Records contained in a dataset

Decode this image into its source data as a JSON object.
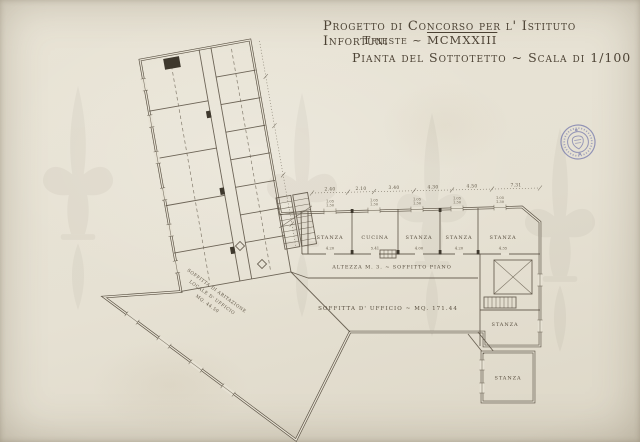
{
  "document": {
    "title_line1": "Progetto di Concorso per l' Istituto Infortuni",
    "title_line2_city": "Trieste ~ ",
    "title_line2_year": "MCMXXIII",
    "title_line3": "Pianta del Sottotetto ~  Scala di 1/100"
  },
  "plan": {
    "rooms_row": [
      {
        "label": "STANZA",
        "dim": "4.20"
      },
      {
        "label": "CUCINA",
        "dim": "5.41"
      },
      {
        "label": "STANZA",
        "dim": "4.00"
      },
      {
        "label": "STANZA",
        "dim": "4.20"
      },
      {
        "label": "STANZA",
        "dim": "4.35"
      }
    ],
    "corridor_note": "ALTEZZA M. 3. ~ SOFFITTO PIANO",
    "attic_label": "SOFFITTA D' UFFICIO ~ MQ. 171.44",
    "room_right_mid": "STANZA",
    "room_detached": "STANZA",
    "diagonal_note": [
      "SOFFITTA DI ABITAZIONE",
      "LOCALE D' UFFICIO",
      "MQ. 44.50"
    ],
    "top_dimensions": [
      "2.40",
      "2.10",
      "3.40",
      "4.30",
      "4.50",
      "7.31"
    ],
    "window_dimensions": [
      "1.05",
      "1.30"
    ]
  },
  "stamp": {
    "icon": "round-ink-stamp",
    "color": "#5d63a4"
  },
  "colors": {
    "paper": "#e7e2d4",
    "ink": "#5b5244",
    "stamp_blue": "#5d63a4"
  }
}
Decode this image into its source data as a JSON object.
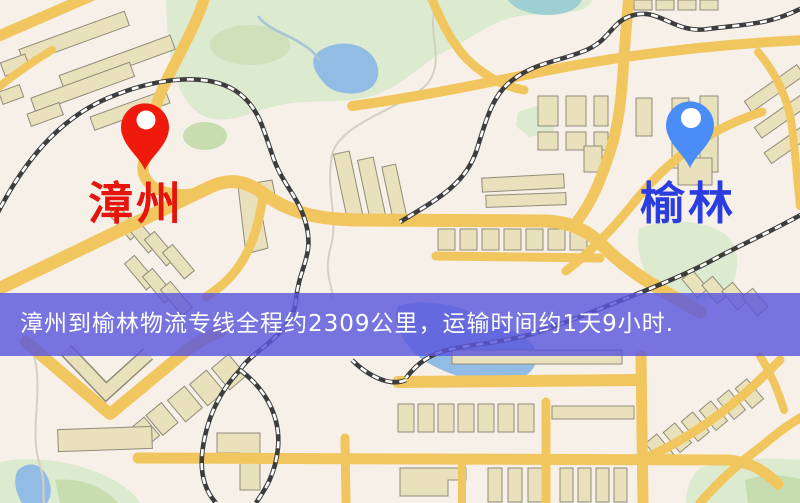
{
  "banner": {
    "text": "漳州到榆林物流专线全程约2309公里，运输时间约1天9小时.",
    "origin": "漳州",
    "destination": "榆林",
    "distance": "约2309公里",
    "duration": "约1天9小时"
  },
  "markers": [
    {
      "label": "漳州",
      "pin": "red-map-pin",
      "pin_color": "#ef1a0c",
      "label_color": "#e3150c"
    },
    {
      "label": "榆林",
      "pin": "blue-map-pin",
      "pin_color": "#4b8df7",
      "label_color": "#2a3ee0"
    }
  ],
  "colors": {
    "map-bg": "#f7f0e9",
    "road": "#f2c65e",
    "park": "#dcead0",
    "park-dark": "#c7ddb0",
    "water": "#93bce4",
    "building-fill": "#e9e0bc",
    "building-stroke": "#8f8c79",
    "rail-dark": "#3d3d3d",
    "rail-light": "#ffffff",
    "footpath": "#d5cfc3",
    "banner-bg": "#5a57dd",
    "banner-text": "#ffffff",
    "pin-red": "#ef1a0c",
    "pin-blue": "#4b8df7",
    "label-red": "#e3150c",
    "label-blue": "#2a3ee0"
  }
}
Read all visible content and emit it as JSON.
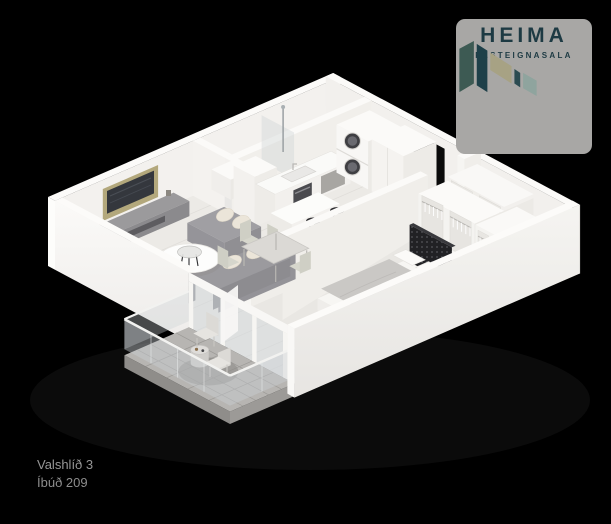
{
  "background_color": "#000000",
  "logo": {
    "brand": "HEIMA",
    "tagline": "FASTEIGNASALA",
    "card_color": "#a8a7a5",
    "text_color": "#1d3a43",
    "icon_colors": {
      "panel_teal": "#3d5a53",
      "panel_navy": "#1e4049",
      "panel_khaki": "#a7a284",
      "panel_dark_sliver": "#2b4b51",
      "panel_gray_green": "#8fa49e"
    }
  },
  "property": {
    "name": "Valshlíð 3",
    "unit": "Íbúð 209",
    "label_color": "#979797"
  },
  "scene": {
    "type": "isometric-3d-floor-plan-render",
    "wall_color": "#f5f4f1",
    "floor_color": "#eceae6",
    "balcony_floor_color": "#b7b5b2",
    "rooms": [
      "living-room",
      "kitchen",
      "dining-area",
      "bathroom",
      "laundry-nook",
      "hallway",
      "bedroom",
      "balcony"
    ],
    "furniture": [
      "sectional-sofa",
      "round-rug-coffee-table",
      "tv-media-wall",
      "kitchen-island",
      "bar-stools",
      "kitchen-counter-with-sink",
      "dining-table-with-chairs",
      "shower",
      "toilet",
      "vanity",
      "stacked-washer-dryer",
      "tall-cabinet",
      "open-wardrobes-with-hangers",
      "double-bed",
      "dark-headboard-panel",
      "balcony-chairs",
      "balcony-table",
      "glass-railing",
      "glass-balcony-doors"
    ]
  }
}
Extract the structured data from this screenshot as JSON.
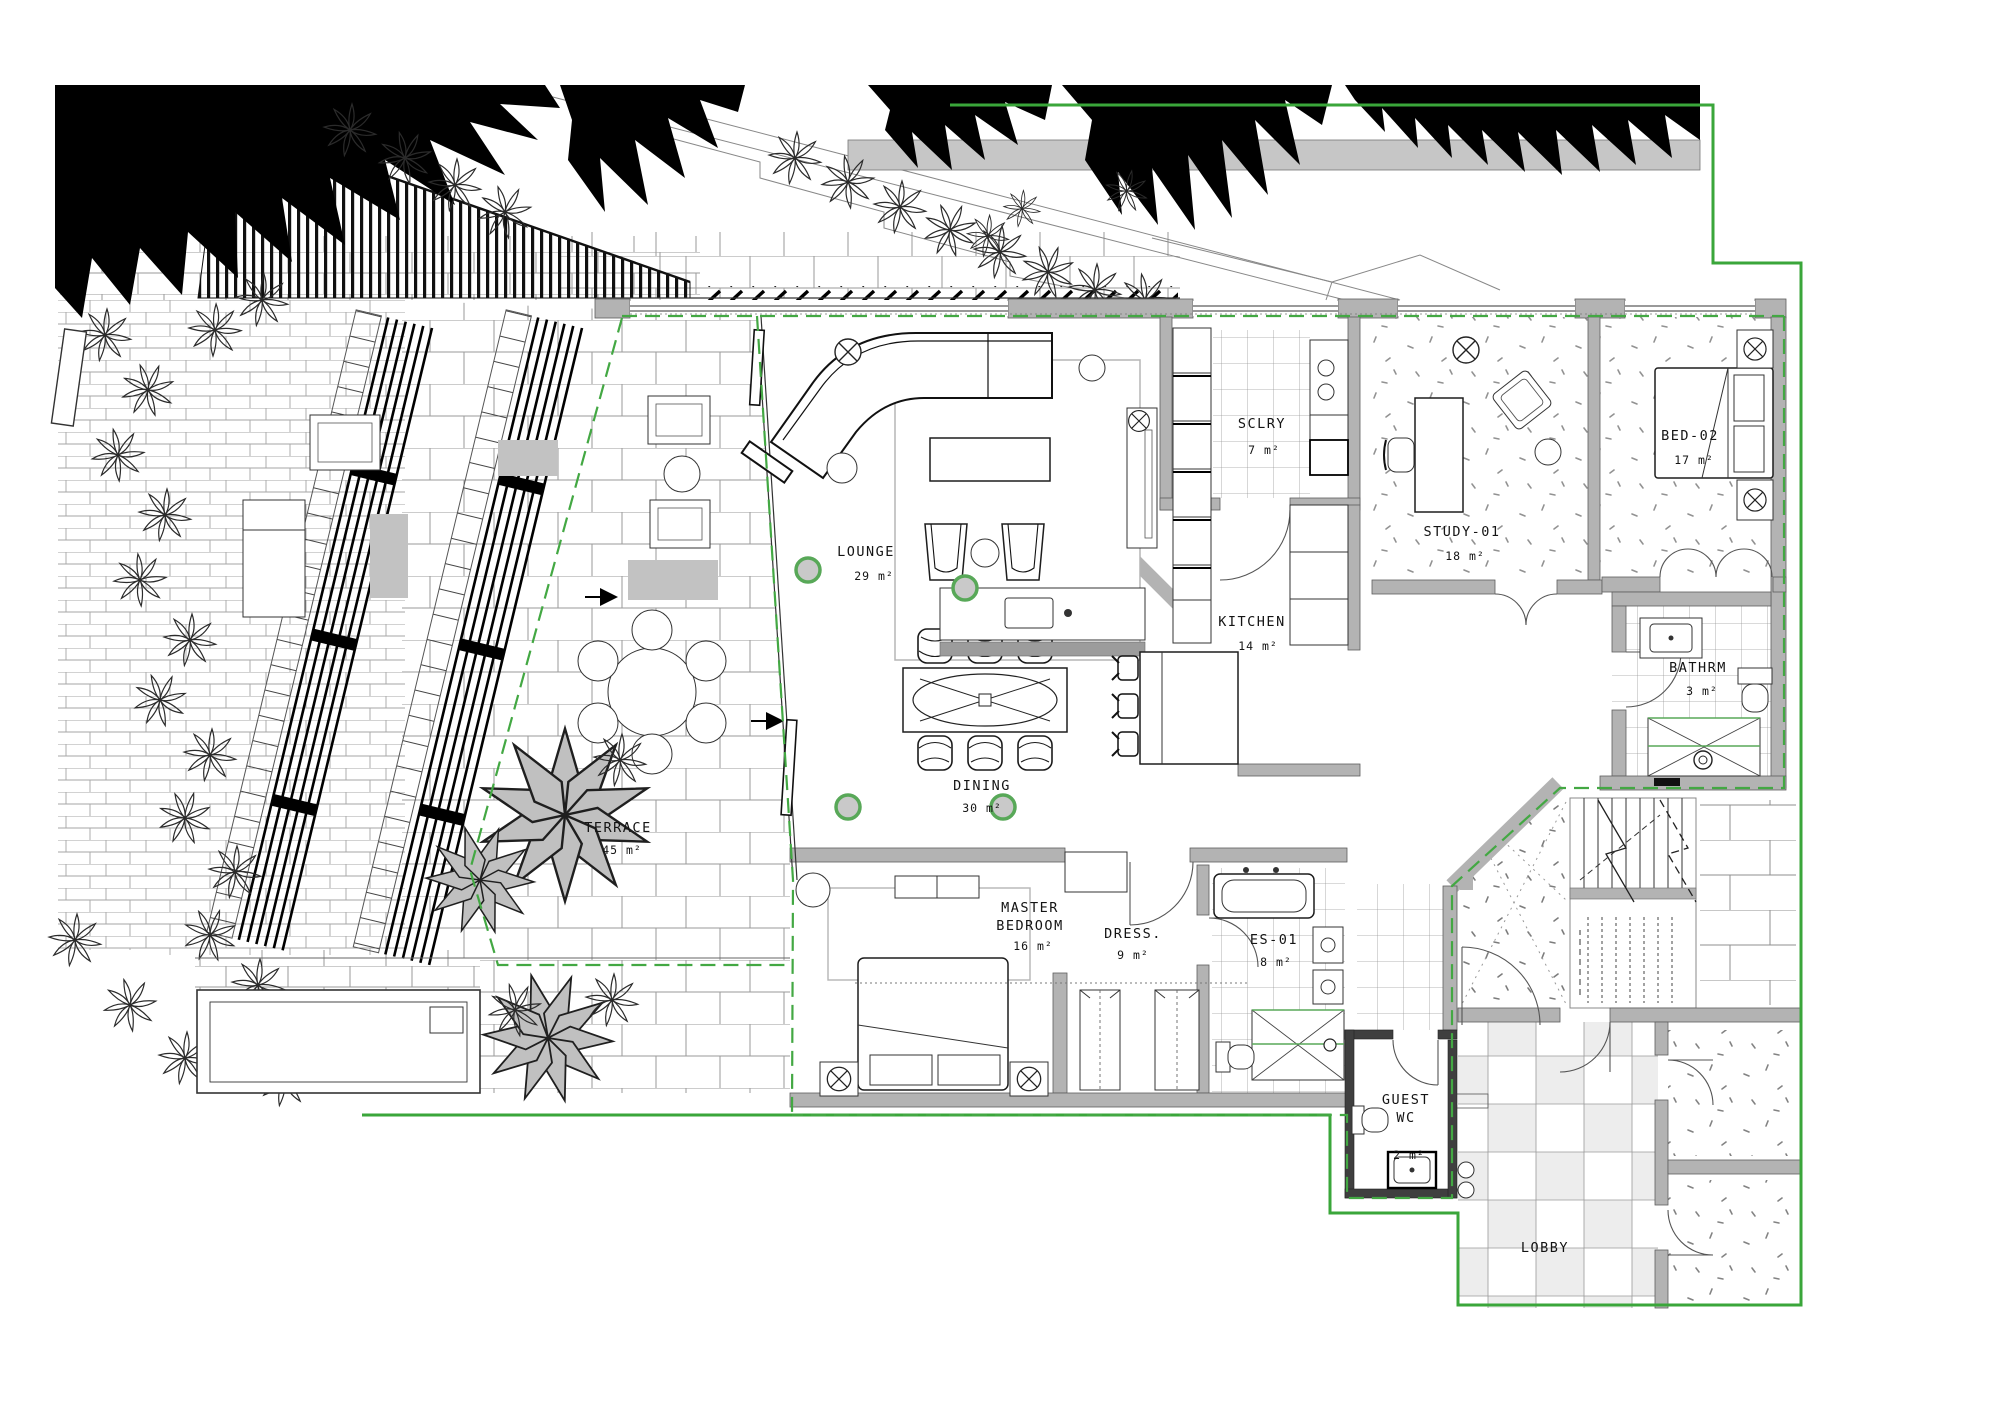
{
  "drawing": {
    "type": "architectural-floor-plan",
    "colors": {
      "boundary_green": "#3aa63a",
      "demise_dashed_green": "#43a843",
      "wall_gray": "#b3b3b3",
      "linework_black": "#1d1d1d",
      "tree_canopy_black": "#000000"
    }
  },
  "rooms": {
    "lounge": {
      "label": "LOUNGE",
      "area": "29 m²"
    },
    "dining": {
      "label": "DINING",
      "area": "30 m²"
    },
    "kitchen": {
      "label": "KITCHEN",
      "area": "14 m²"
    },
    "scullery": {
      "label": "SCLRY",
      "area": "7 m²"
    },
    "study": {
      "label": "STUDY-01",
      "area": "18 m²"
    },
    "bed02": {
      "label": "BED-02",
      "area": "17 m²"
    },
    "bathroom": {
      "label": "BATHRM",
      "area": "3 m²"
    },
    "master": {
      "label1": "MASTER",
      "label2": "BEDROOM",
      "area": "16 m²"
    },
    "dress": {
      "label": "DRESS.",
      "area": "9 m²"
    },
    "ensuite": {
      "label": "ES-01",
      "area": "8 m²"
    },
    "guestwc": {
      "label1": "GUEST",
      "label2": "WC",
      "area": "2 m²"
    },
    "lobby": {
      "label": "LOBBY"
    },
    "terrace": {
      "label": "TERRACE",
      "area": "45 m²"
    }
  }
}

** Task description **
Take every line from the data above that holds "plan" and copy it out.

** Written answer **
  "plan": {
    "type": "isometric-3d-floor-plan-render",
    "type": "architectural-floor-plan",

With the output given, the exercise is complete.